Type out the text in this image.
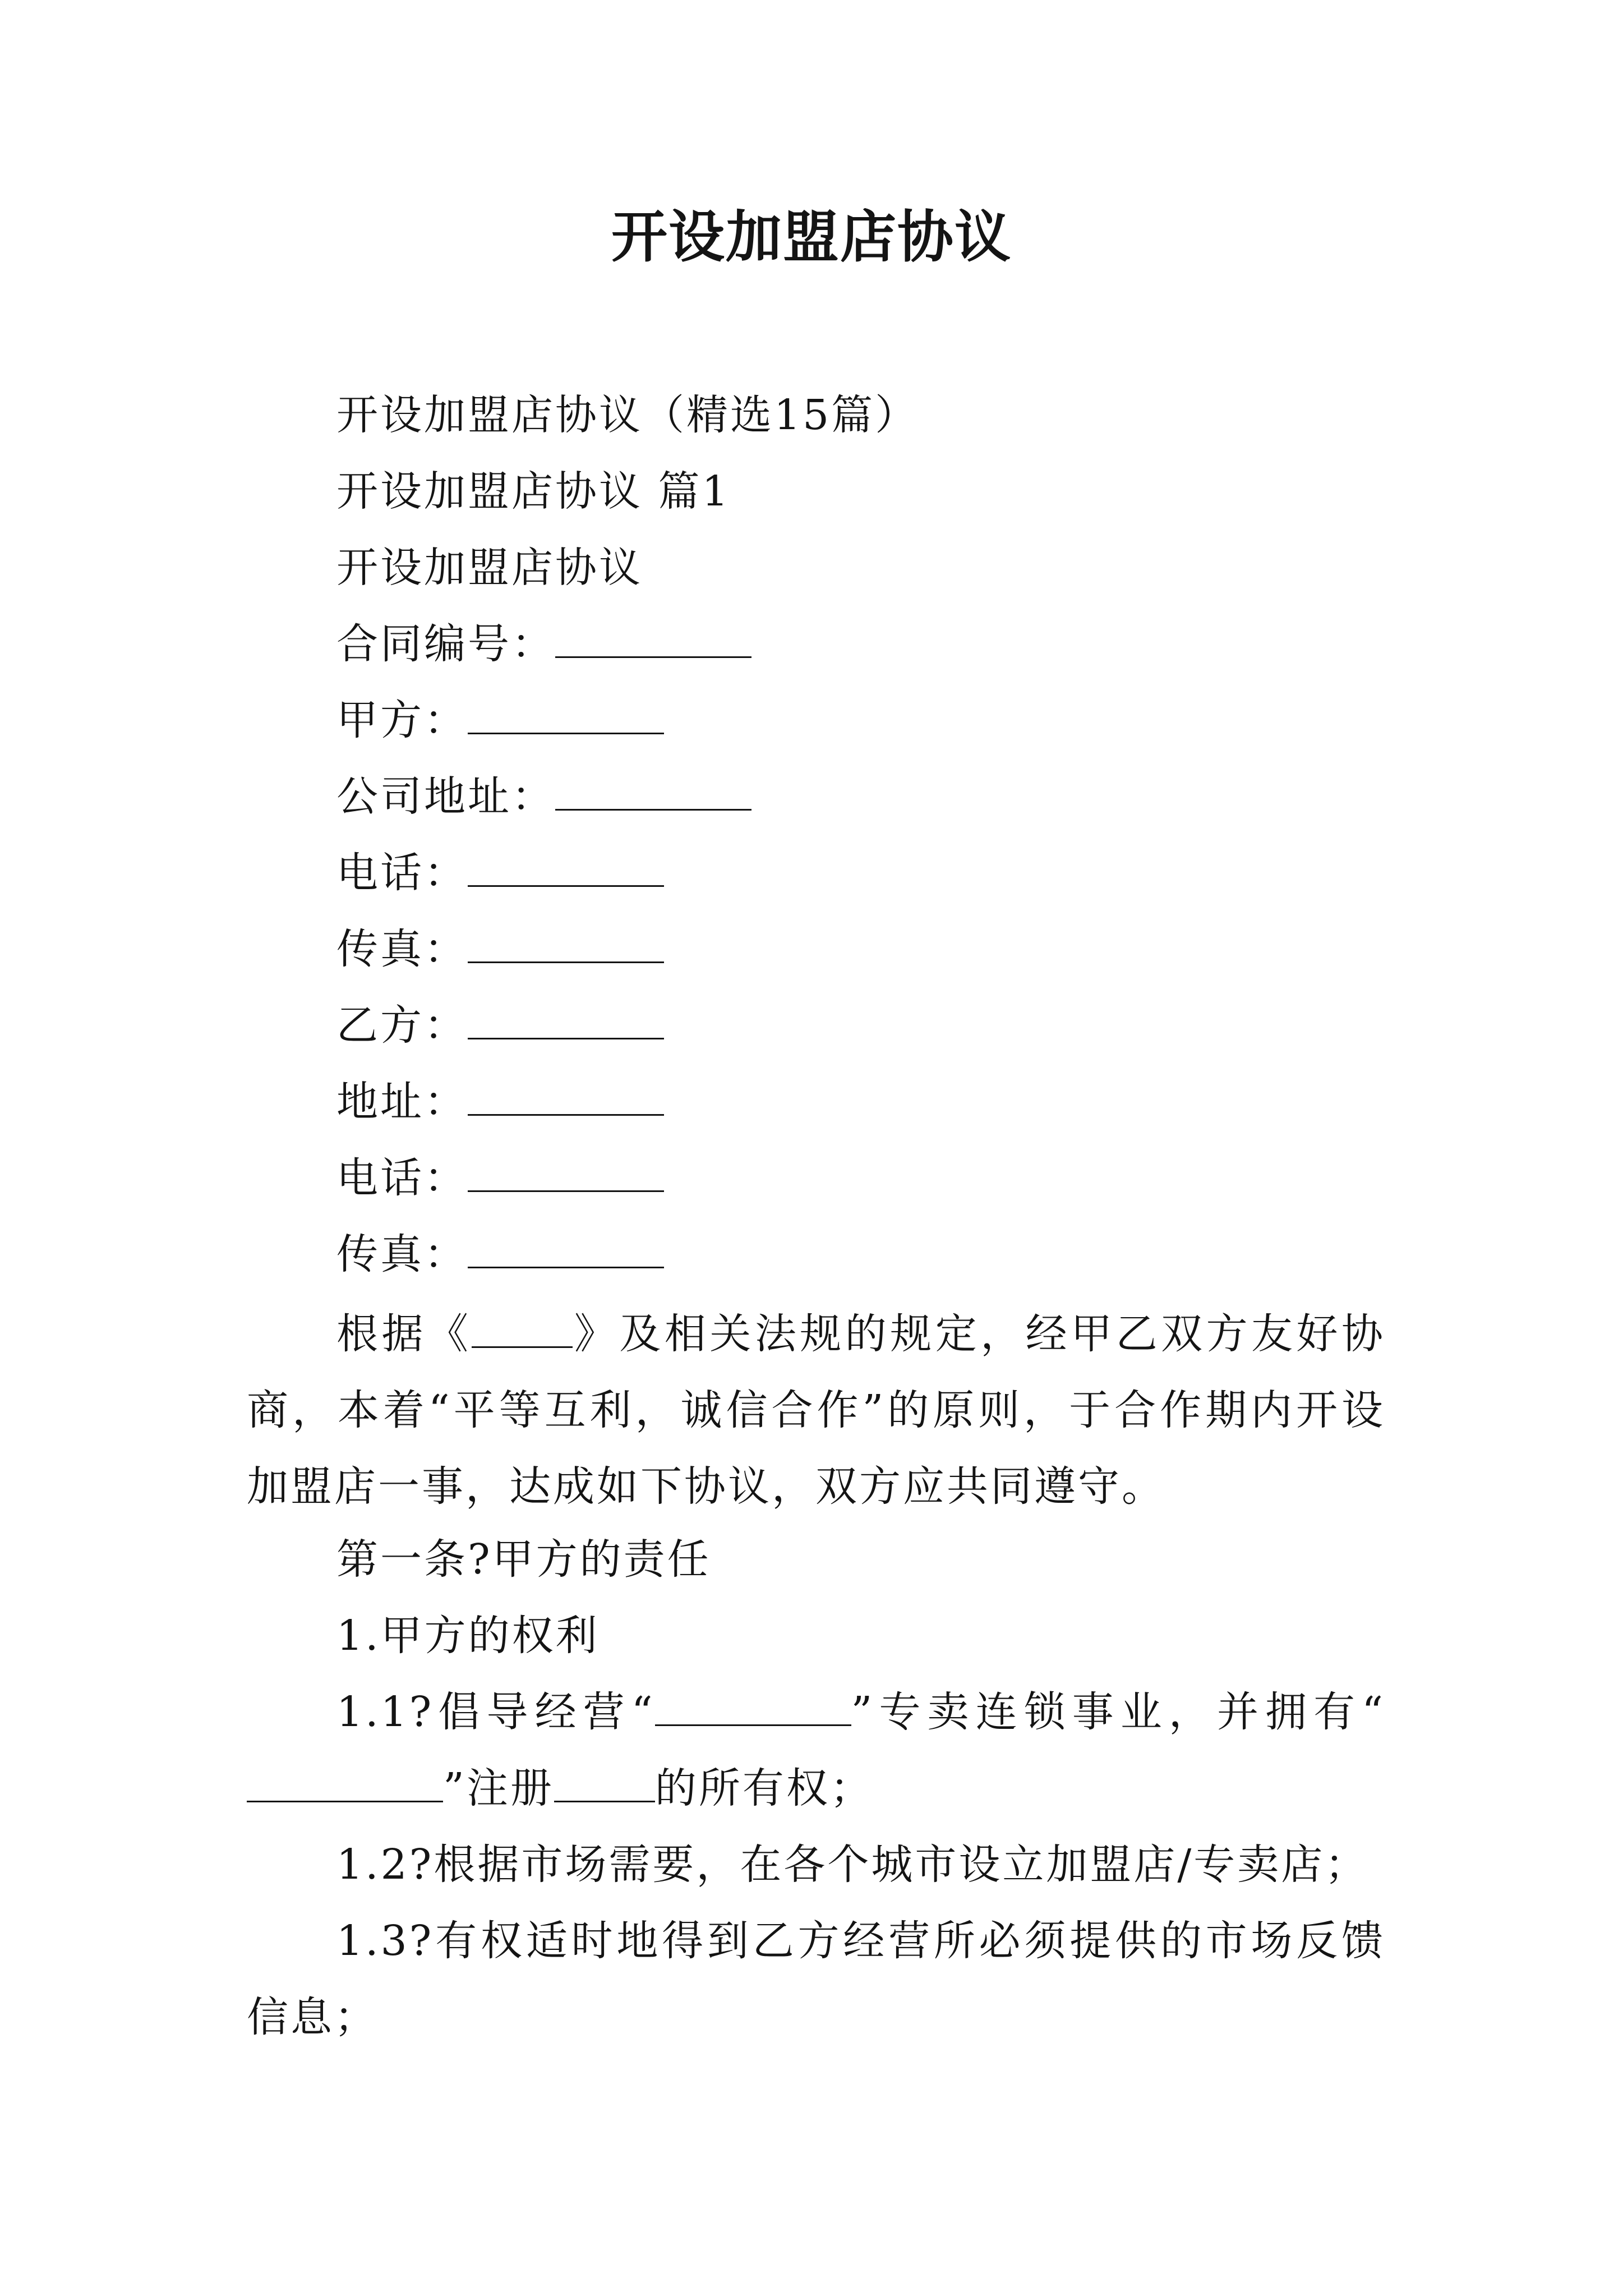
开设加盟店协议
开设加盟店协议（精选15篇）
开设加盟店协议 篇1
开设加盟店协议
合同编号：
甲方：
公司地址：
电话：
传真：
乙方：
地址：
电话：
传真：
根据《 》及相关法规的规定，经甲乙双方友好协商，本着“平等互利，诚信合作”的原则，于合作期内开设加盟店一事，达成如下协议，双方应共同遵守。
第一条?甲方的责任
1.甲方的权利
1.1?倡导经营“	”专卖连锁事业，并拥有“”注册 的所有权；
1.2?根据市场需要，在各个城市设立加盟店/专卖店；
1.3?有权适时地得到乙方经营所必须提供的市场反馈信息；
____
Exclude the images, then output the data above word for word.

Complete output:
Type out the text in this image.
开设加盟店协议
开设加盟店协议（精选15篇）
开设加盟店协议 篇1
开设加盟店协议
合同编号：
甲方：
公司地址：
电话：
传真：
乙方：
地址：
电话：
传真：
根据《 》及相关法规的规定，经甲乙双方友好协商，本着“平等互利，诚信合作”的原则，于合作期内开设加盟店一事，达成如下协议，双方应共同遵守。
第一条?甲方的责任
1.甲方的权利
1.1?倡导经营“	”专卖连锁事业，并拥有“”注册 的所有权；
1.2?根据市场需要，在各个城市设立加盟店/专卖店；
1.3?有权适时地得到乙方经营所必须提供的市场反馈信息；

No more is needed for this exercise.